Information supplied:
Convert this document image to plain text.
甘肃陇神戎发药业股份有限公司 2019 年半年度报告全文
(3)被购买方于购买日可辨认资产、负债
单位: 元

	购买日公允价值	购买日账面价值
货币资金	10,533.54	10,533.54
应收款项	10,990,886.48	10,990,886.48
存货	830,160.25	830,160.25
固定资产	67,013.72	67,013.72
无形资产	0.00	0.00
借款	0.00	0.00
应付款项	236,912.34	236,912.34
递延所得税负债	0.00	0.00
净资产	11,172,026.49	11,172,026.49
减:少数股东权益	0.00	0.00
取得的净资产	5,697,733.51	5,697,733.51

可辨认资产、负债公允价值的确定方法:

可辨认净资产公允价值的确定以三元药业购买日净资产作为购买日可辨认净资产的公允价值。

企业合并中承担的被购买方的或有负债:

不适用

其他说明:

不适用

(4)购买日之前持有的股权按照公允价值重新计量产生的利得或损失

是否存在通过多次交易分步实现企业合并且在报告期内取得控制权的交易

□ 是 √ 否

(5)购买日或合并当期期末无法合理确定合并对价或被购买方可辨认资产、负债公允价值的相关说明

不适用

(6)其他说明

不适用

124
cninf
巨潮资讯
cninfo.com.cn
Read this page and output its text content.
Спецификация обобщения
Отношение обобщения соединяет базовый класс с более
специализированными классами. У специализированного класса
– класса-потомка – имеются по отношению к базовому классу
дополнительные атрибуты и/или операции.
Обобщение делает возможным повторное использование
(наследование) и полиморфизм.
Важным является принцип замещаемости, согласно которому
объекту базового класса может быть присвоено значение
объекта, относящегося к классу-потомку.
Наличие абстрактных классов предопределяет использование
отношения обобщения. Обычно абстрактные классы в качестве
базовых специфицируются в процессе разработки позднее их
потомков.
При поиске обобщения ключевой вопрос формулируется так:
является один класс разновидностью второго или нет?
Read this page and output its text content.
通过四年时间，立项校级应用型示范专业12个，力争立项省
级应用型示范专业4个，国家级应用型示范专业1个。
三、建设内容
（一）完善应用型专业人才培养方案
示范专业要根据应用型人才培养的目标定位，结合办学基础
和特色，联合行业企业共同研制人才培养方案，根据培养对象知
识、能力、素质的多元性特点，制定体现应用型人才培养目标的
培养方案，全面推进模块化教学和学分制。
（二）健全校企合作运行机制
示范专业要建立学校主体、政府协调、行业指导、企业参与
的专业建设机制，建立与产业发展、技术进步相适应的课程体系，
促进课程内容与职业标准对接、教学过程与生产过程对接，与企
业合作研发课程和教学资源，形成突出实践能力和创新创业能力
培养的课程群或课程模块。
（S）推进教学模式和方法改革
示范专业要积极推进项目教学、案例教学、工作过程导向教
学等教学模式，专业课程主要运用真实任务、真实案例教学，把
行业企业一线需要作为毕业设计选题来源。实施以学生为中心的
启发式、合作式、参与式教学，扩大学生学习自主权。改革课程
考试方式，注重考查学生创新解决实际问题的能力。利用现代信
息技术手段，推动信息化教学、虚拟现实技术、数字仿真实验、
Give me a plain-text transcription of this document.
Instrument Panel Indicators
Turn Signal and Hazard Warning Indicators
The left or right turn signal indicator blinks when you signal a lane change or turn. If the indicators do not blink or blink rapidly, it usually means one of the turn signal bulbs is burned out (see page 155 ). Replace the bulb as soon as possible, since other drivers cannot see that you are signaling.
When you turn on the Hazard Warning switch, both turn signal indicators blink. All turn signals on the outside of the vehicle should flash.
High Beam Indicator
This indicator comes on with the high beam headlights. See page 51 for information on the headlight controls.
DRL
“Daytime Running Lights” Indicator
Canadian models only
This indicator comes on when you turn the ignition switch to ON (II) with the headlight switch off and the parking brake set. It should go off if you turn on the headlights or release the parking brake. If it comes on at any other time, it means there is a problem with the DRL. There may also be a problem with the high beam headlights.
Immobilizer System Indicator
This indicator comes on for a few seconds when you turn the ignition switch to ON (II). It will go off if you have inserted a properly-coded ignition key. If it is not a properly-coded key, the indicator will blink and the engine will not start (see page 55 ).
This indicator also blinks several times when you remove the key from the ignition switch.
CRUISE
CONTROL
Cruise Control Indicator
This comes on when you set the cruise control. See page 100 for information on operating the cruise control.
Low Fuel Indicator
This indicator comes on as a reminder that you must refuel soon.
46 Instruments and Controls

Exercise objective: Examine the records and pull out every line where the string "использование" occurs.

Solution for this task:
Обобщение делает возможным повторное использование
Наличие абстрактных классов предопределяет использование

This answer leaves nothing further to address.